>>>

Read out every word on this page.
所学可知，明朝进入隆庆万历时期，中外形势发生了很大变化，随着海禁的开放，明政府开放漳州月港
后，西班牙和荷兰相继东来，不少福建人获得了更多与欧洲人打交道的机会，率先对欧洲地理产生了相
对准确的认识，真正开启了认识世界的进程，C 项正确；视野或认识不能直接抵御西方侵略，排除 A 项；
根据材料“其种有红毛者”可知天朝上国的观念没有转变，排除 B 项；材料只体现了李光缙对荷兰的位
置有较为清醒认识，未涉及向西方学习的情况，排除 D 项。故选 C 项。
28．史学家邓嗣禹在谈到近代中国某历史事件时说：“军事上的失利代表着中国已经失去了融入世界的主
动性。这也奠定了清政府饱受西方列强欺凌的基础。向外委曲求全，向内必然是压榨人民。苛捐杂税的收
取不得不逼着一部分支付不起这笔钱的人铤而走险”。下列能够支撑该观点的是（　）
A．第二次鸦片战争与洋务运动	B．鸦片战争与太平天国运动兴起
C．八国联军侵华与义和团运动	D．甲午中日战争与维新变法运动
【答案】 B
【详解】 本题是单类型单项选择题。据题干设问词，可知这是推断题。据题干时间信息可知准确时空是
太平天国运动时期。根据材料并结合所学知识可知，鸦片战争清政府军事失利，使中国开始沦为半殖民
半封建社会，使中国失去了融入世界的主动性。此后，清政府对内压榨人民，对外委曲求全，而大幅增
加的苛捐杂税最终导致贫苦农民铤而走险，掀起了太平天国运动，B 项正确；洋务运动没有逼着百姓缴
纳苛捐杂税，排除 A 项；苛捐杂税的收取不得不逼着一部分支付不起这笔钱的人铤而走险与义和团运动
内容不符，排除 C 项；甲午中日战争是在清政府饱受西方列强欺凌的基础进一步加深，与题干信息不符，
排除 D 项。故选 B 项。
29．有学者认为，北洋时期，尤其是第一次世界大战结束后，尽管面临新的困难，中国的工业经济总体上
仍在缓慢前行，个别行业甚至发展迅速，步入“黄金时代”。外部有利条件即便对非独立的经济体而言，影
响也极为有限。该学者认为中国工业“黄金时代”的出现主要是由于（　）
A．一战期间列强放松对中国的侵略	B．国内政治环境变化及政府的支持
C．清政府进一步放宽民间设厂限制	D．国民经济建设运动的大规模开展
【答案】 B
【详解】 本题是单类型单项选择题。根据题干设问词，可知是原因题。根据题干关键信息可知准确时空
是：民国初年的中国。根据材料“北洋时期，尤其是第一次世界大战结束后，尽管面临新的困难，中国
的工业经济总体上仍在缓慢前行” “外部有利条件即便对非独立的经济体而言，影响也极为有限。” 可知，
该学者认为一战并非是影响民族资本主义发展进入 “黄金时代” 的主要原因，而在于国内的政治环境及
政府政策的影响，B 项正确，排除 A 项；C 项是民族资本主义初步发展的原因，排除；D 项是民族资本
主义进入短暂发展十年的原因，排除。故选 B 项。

<<<
>>>

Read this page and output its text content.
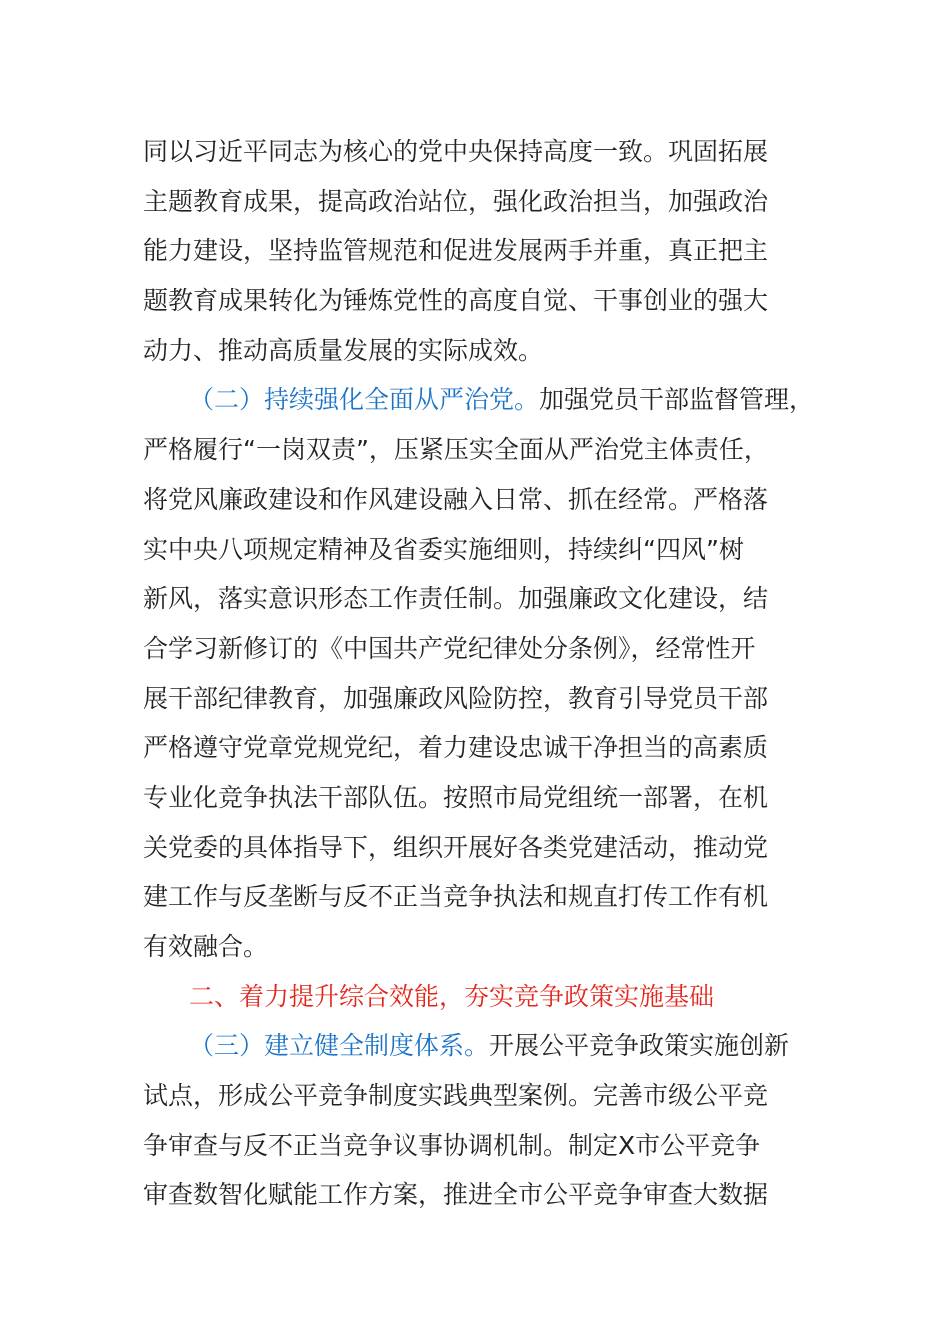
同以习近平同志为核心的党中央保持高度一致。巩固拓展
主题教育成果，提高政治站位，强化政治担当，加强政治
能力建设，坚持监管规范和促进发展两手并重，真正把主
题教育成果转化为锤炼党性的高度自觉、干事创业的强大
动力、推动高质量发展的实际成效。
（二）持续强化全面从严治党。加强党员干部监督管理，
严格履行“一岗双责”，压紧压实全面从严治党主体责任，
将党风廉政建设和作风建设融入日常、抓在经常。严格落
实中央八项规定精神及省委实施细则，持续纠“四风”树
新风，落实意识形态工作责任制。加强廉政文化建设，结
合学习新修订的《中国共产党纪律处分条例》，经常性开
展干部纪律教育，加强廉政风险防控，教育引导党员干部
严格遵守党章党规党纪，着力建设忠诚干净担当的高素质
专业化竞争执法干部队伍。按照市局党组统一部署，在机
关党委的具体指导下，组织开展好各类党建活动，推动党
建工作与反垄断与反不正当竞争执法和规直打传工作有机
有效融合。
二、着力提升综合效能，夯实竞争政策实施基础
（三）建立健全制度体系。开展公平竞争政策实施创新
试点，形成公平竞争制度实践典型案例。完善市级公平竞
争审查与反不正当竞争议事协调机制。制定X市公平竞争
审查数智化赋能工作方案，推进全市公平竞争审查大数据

<<<

> WHAT YOU NEED TO DO:
Check each line of the records for the word "本题是单类型单项选择题", and show the lines that contain it.

> TASK RESULT:
【详解】 本题是单类型单项选择题。据题干设问词，可知这是推断题。据题干时间信息可知准确时空是
【详解】 本题是单类型单项选择题。根据题干设问词，可知是原因题。根据题干关键信息可知准确时空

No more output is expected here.